— start of Records —
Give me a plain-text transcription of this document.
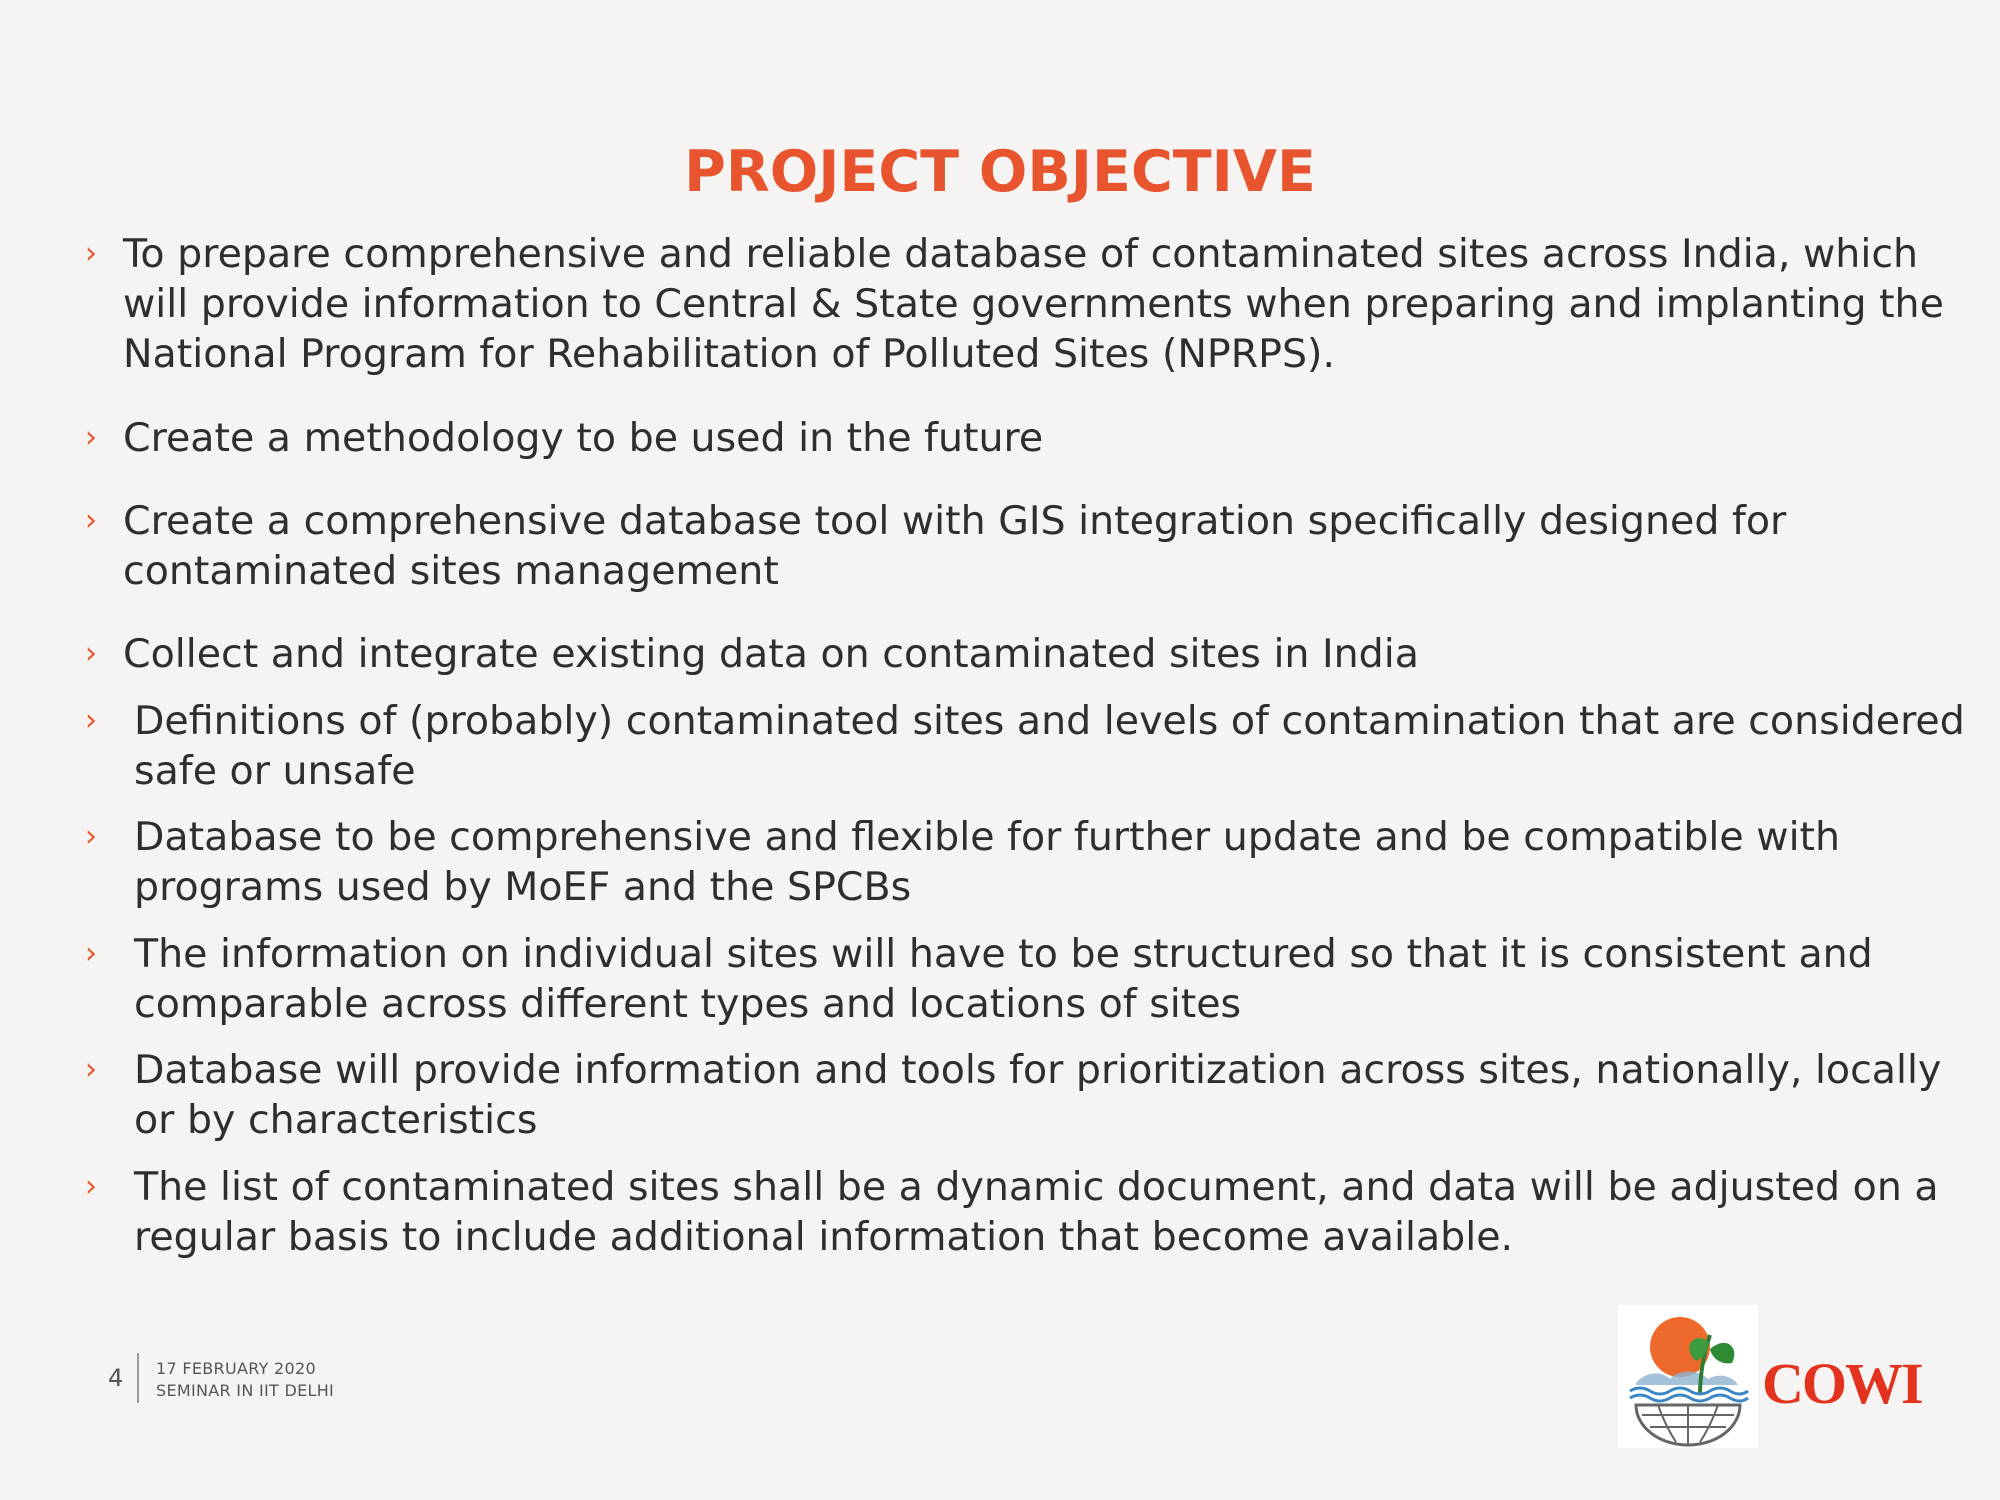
PROJECT OBJECTIVE
› To prepare comprehensive and reliable database of contaminated sites across India, which will provide information to Central & State governments when preparing and implanting the National Program for Rehabilitation of Polluted Sites (NPRPS).
› Create a methodology to be used in the future
› Create a comprehensive database tool with GIS integration specifically designed for contaminated sites management
› Collect and integrate existing data on contaminated sites in India
› Definitions of (probably) contaminated sites and levels of contamination that are considered safe or unsafe
› Database to be comprehensive and flexible for further update and be compatible with programs used by MoEF and the SPCBs
› The information on individual sites will have to be structured so that it is consistent and comparable across different types and locations of sites
› Database will provide information and tools for prioritization across sites, nationally, locally or by characteristics
› The list of contaminated sites shall be a dynamic document, and data will be adjusted on a regular basis to include additional information that become available.
4 17 FEBRUARY 2020
SEMINAR IN IIT DELHI	COWI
— end of Records —
- _Work to be completed_: Omit pictures; set down the rest of the material word for word.

- _The result_:
Give me a plain-text transcription of this document.
PROJECT OBJECTIVE
› To prepare comprehensive and reliable database of contaminated sites across India, which will provide information to Central & State governments when preparing and implanting the National Program for Rehabilitation of Polluted Sites (NPRPS).
› Create a methodology to be used in the future
› Create a comprehensive database tool with GIS integration specifically designed for contaminated sites management
› Collect and integrate existing data on contaminated sites in India
› Definitions of (probably) contaminated sites and levels of contamination that are considered safe or unsafe
› Database to be comprehensive and flexible for further update and be compatible with programs used by MoEF and the SPCBs
› The information on individual sites will have to be structured so that it is consistent and comparable across different types and locations of sites
› Database will provide information and tools for prioritization across sites, nationally, locally or by characteristics
› The list of contaminated sites shall be a dynamic document, and data will be adjusted on a regular basis to include additional information that become available.
4 17 FEBRUARY 2020
SEMINAR IN IIT DELHI	COWI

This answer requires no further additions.